**Passage given:**
──────────
- Born: 23 October 1892
- Died: 27 November 1943 (aged 51) Kryvyi Rih, Reichskommissariat Ukraine
- Allegiance: German Empire Weimar Republic Nazi Germany
- Branch: Army
- Rank: Generalmajor (Posthumously)
- Commands: 9th Panzer Division
- Conflicts: World War II Lower Dnieper Offensive †;
- Awards: Knight's Cross of the Iron Cross

= Johannes Schulz =

Johannes Schulz (23 October 1892 – 27 November 1943) served in the army of the German Empire and was a German officer in the Wehrmacht during World War II. During World War II he briefly commanded the 9th Panzer Division. He was also a recipient of the Knight's Cross of the Iron Cross of Nazi Germany.
──────────
**Stated exercise 1:**
List every state named under "Allegiance" in the Johannes Schulz profile.
**Stated exercise 2:**
According to the Johannes Schulz profile, are these statements true? Answer yes or no for each and quote the words that decide it. (a) Schulz led the 9th Panzer Division for a long time. (b) Schulz died in Kryvyi Rih. (c) Schulz reached the rank of Generalmajor while still alive.
**Stated exercise 3:**
Write out the part of the Johannes Schulz profile that starts at "- Commands: 9th" and ends at "of Nazi Germany.".
The data that comes after this text has nothing to do with what is asked here.
──────────
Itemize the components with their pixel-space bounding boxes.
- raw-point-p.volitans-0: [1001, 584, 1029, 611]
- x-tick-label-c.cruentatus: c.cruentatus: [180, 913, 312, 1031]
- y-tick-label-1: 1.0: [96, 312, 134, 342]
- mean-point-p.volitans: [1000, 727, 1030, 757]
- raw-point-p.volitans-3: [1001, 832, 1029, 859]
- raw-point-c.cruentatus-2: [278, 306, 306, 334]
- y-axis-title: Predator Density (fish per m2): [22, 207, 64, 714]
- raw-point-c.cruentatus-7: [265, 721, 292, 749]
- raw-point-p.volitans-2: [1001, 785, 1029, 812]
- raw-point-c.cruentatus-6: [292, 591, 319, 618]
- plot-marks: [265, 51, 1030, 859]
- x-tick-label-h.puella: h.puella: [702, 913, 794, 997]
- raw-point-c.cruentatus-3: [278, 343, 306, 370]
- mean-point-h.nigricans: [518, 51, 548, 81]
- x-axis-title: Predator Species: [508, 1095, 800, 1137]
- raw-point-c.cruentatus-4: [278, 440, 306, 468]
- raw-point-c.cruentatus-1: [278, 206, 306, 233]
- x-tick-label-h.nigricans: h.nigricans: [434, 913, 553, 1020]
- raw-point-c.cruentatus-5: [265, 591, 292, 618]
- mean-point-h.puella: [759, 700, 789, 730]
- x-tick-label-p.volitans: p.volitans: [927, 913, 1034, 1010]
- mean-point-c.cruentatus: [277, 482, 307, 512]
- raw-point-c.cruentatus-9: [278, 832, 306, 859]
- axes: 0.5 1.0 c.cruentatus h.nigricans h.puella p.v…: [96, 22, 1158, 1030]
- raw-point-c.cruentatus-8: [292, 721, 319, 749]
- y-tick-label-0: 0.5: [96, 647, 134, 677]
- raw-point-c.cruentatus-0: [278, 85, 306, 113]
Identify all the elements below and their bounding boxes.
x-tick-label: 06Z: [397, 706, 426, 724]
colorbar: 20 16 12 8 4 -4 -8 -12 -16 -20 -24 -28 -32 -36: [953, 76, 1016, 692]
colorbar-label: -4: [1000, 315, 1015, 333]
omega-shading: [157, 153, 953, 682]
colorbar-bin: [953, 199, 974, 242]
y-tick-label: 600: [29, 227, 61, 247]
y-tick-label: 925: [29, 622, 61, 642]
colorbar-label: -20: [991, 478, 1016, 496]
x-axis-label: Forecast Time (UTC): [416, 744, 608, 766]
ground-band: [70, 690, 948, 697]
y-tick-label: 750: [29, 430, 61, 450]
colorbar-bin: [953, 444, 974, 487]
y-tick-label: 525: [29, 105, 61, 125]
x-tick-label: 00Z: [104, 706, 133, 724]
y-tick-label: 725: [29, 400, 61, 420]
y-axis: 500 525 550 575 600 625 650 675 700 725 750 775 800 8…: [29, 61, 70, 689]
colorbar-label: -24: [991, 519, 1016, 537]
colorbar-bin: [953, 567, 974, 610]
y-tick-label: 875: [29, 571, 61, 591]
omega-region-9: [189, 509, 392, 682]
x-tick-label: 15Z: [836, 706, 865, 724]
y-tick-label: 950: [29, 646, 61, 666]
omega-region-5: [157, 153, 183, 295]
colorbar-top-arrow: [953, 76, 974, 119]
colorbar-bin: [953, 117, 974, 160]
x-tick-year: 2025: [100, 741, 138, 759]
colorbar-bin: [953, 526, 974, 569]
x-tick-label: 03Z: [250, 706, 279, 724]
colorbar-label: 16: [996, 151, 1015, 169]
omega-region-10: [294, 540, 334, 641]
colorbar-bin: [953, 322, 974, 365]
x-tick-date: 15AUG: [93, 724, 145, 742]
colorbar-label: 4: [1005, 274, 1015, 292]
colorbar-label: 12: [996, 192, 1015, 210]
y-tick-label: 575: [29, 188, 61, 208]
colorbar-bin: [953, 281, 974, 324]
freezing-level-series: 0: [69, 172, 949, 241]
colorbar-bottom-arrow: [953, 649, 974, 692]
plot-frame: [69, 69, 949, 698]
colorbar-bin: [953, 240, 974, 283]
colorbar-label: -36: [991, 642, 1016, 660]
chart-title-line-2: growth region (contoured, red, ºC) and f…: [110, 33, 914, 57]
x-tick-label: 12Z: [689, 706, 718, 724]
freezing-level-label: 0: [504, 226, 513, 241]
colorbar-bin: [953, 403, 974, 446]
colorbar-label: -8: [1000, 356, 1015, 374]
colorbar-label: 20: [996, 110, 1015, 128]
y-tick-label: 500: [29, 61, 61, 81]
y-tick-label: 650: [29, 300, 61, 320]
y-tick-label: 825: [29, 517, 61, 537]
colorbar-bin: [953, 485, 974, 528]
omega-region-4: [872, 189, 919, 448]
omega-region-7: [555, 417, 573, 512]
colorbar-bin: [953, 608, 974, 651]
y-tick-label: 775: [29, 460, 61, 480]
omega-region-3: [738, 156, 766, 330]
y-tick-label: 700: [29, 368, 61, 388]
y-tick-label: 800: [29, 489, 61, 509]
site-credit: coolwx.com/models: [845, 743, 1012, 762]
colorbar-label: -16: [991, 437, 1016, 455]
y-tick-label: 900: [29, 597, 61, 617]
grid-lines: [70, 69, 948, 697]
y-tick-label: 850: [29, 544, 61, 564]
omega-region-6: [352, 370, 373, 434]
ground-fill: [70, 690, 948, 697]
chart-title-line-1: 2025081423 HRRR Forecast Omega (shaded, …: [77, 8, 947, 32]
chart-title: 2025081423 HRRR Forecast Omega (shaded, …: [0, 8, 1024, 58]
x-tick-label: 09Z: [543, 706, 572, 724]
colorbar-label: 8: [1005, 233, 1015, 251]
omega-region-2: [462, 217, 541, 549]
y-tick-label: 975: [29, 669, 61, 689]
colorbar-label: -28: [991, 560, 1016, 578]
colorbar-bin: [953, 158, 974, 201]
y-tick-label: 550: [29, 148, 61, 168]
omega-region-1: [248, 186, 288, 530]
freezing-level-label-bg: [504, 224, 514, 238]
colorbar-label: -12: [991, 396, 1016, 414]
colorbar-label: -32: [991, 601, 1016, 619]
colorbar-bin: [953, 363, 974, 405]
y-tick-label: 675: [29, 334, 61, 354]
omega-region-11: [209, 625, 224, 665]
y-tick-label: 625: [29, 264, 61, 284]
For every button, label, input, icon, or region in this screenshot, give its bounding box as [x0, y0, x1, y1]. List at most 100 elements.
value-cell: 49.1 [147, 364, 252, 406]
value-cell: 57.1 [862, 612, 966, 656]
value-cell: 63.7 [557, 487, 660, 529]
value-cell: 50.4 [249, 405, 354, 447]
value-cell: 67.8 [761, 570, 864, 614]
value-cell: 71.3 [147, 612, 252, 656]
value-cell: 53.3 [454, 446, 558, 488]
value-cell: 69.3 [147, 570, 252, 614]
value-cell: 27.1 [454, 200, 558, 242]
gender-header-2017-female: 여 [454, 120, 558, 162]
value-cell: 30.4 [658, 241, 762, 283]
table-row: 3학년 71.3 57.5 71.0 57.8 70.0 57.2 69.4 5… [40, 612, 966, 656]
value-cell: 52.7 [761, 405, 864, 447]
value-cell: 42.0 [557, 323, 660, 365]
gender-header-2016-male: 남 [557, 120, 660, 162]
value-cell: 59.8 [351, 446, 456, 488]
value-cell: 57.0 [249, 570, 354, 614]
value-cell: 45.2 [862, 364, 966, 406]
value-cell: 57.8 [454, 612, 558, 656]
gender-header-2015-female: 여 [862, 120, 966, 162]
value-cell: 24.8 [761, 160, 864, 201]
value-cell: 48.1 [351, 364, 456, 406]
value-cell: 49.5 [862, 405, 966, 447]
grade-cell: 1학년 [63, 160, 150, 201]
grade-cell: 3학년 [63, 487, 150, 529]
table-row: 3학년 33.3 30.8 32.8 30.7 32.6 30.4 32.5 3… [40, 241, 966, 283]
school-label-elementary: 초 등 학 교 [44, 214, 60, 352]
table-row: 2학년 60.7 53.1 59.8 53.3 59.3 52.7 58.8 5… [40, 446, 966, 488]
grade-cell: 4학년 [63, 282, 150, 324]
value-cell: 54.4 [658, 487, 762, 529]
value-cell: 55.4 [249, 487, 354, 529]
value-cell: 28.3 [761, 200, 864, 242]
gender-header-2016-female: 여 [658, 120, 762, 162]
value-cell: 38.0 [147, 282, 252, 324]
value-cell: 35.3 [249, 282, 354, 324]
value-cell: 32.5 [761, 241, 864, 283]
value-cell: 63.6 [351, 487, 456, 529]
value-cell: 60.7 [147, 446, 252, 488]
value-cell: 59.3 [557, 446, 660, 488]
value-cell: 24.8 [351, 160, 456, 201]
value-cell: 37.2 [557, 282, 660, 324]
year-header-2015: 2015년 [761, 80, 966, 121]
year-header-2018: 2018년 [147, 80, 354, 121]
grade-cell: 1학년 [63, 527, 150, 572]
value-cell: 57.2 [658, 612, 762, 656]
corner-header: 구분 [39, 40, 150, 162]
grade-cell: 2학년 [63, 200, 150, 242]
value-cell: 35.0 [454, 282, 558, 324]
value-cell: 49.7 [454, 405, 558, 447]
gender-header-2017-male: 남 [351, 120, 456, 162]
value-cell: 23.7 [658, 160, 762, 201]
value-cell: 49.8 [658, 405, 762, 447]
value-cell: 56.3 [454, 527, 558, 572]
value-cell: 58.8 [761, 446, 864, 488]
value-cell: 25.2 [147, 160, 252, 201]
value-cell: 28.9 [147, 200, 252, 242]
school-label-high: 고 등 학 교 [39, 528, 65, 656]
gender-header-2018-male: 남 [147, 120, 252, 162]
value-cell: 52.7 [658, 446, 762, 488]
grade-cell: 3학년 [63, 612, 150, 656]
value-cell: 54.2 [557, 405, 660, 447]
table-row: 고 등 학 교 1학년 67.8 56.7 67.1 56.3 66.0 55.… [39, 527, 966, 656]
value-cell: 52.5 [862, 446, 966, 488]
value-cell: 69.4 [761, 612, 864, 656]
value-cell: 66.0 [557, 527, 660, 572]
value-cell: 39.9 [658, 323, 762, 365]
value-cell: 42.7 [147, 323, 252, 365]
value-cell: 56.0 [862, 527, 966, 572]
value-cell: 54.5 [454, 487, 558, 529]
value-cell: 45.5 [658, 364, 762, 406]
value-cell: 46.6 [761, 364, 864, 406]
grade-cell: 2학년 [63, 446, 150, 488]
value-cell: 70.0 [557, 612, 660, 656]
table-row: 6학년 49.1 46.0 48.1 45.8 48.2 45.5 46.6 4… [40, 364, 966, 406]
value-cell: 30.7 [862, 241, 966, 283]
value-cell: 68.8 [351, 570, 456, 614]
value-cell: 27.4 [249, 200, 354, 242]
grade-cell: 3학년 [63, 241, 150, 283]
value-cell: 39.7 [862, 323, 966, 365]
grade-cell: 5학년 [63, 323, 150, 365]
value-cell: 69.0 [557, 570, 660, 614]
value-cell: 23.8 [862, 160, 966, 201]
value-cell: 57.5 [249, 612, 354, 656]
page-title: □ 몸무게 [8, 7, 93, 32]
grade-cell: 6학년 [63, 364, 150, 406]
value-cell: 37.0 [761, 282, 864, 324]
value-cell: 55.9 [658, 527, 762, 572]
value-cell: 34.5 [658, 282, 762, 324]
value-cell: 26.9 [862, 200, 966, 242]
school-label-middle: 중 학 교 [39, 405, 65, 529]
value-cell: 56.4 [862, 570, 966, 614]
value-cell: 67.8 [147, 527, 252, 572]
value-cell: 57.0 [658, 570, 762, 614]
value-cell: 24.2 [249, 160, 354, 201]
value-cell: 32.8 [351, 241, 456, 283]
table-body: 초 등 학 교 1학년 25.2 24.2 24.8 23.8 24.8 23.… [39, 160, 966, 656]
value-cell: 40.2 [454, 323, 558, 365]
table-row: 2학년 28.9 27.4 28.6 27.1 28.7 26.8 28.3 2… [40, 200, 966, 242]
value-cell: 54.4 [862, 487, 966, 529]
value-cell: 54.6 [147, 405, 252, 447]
──────────
**Complete output 1:**
German Empire, Weimar Republic, Nazi Germany

**Complete output 2:**
(a) No: "he briefly commanded the 9th Panzer Division"
(b) Yes: "Died: 27 November 1943 (aged 51) Kryvyi Rih"
(c) No: "Rank: Generalmajor (Posthumously)"

**Complete output 3:**
- Commands: 9th Panzer Division
- Conflicts: World War II Lower Dnieper Offensive †;
- Awards: Knight's Cross of the Iron Cross

= Johannes Schulz =

Johannes Schulz (23 October 1892 – 27 November 1943) served in the army of the German Empire and was a German officer in the Wehrmacht during World War II. During World War II he briefly commanded the 9th Panzer Division. He was also a recipient of the Knight's Cross of the Iron Cross of Nazi Germany.